— begin Available records —

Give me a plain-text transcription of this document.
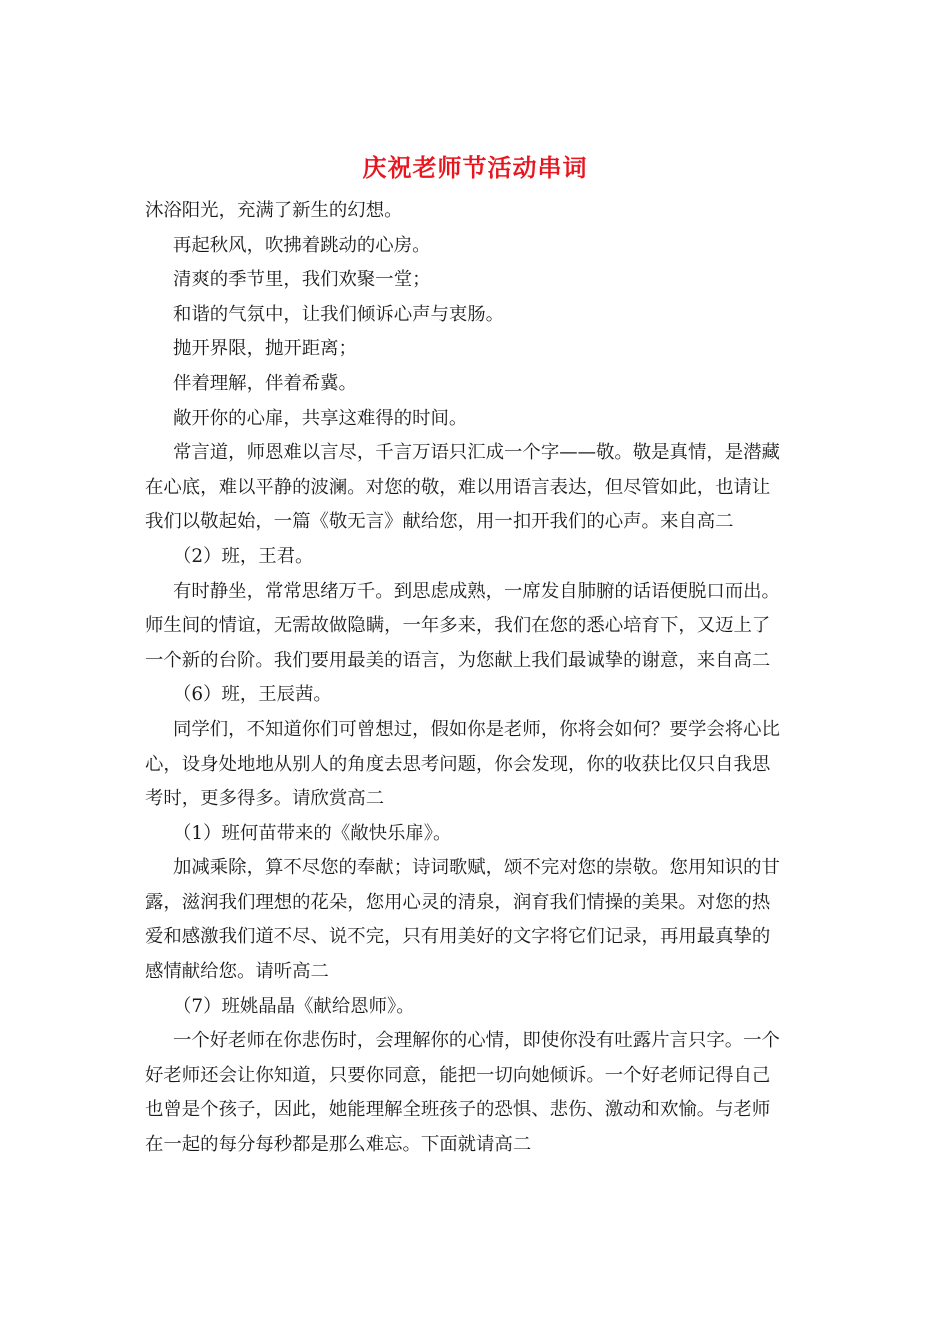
庆祝老师节活动串词
沐浴阳光，充满了新生的幻想。
再起秋风，吹拂着跳动的心房。
清爽的季节里，我们欢聚一堂；
和谐的气氛中，让我们倾诉心声与衷肠。
抛开界限，抛开距离；
伴着理解，伴着希冀。
敞开你的心扉，共享这难得的时间。
常言道，师恩难以言尽，千言万语只汇成一个字——敬。敬是真情，是潜藏
在心底，难以平静的波澜。对您的敬，难以用语言表达，但尽管如此，也请让
我们以敬起始，一篇《敬无言》献给您，用一扣开我们的心声。来自高二
（2）班，王君。
有时静坐，常常思绪万千。到思虑成熟，一席发自肺腑的话语便脱口而出。
师生间的情谊，无需故做隐瞒，一年多来，我们在您的悉心培育下，又迈上了
一个新的台阶。我们要用最美的语言，为您献上我们最诚挚的谢意，来自高二
（6）班，王辰茜。
同学们，不知道你们可曾想过，假如你是老师，你将会如何？要学会将心比
心，设身处地地从别人的角度去思考问题，你会发现，你的收获比仅只自我思
考时，更多得多。请欣赏高二
（1）班何苗带来的《敞快乐扉》。
加减乘除，算不尽您的奉献；诗词歌赋，颂不完对您的崇敬。您用知识的甘
露，滋润我们理想的花朵，您用心灵的清泉，润育我们情操的美果。对您的热
爱和感激我们道不尽、说不完，只有用美好的文字将它们记录，再用最真挚的
感情献给您。请听高二
（7）班姚晶晶《献给恩师》。
一个好老师在你悲伤时，会理解你的心情，即使你没有吐露片言只字。一个
好老师还会让你知道，只要你同意，能把一切向她倾诉。一个好老师记得自己
也曾是个孩子，因此，她能理解全班孩子的恐惧、悲伤、激动和欢愉。与老师
在一起的每分每秒都是那么难忘。下面就请高二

— end Available records —

Leave the pictures out, and transcribe each of the records exactly.

• _Expected answer_
Give me a plain-text transcription of this document.
庆祝老师节活动串词
沐浴阳光，充满了新生的幻想。
再起秋风，吹拂着跳动的心房。
清爽的季节里，我们欢聚一堂；
和谐的气氛中，让我们倾诉心声与衷肠。
抛开界限，抛开距离；
伴着理解，伴着希冀。
敞开你的心扉，共享这难得的时间。
常言道，师恩难以言尽，千言万语只汇成一个字——敬。敬是真情，是潜藏
在心底，难以平静的波澜。对您的敬，难以用语言表达，但尽管如此，也请让
我们以敬起始，一篇《敬无言》献给您，用一扣开我们的心声。来自高二
（2）班，王君。
有时静坐，常常思绪万千。到思虑成熟，一席发自肺腑的话语便脱口而出。
师生间的情谊，无需故做隐瞒，一年多来，我们在您的悉心培育下，又迈上了
一个新的台阶。我们要用最美的语言，为您献上我们最诚挚的谢意，来自高二
（6）班，王辰茜。
同学们，不知道你们可曾想过，假如你是老师，你将会如何？要学会将心比
心，设身处地地从别人的角度去思考问题，你会发现，你的收获比仅只自我思
考时，更多得多。请欣赏高二
（1）班何苗带来的《敞快乐扉》。
加减乘除，算不尽您的奉献；诗词歌赋，颂不完对您的崇敬。您用知识的甘
露，滋润我们理想的花朵，您用心灵的清泉，润育我们情操的美果。对您的热
爱和感激我们道不尽、说不完，只有用美好的文字将它们记录，再用最真挚的
感情献给您。请听高二
（7）班姚晶晶《献给恩师》。
一个好老师在你悲伤时，会理解你的心情，即使你没有吐露片言只字。一个
好老师还会让你知道，只要你同意，能把一切向她倾诉。一个好老师记得自己
也曾是个孩子，因此，她能理解全班孩子的恐惧、悲伤、激动和欢愉。与老师
在一起的每分每秒都是那么难忘。下面就请高二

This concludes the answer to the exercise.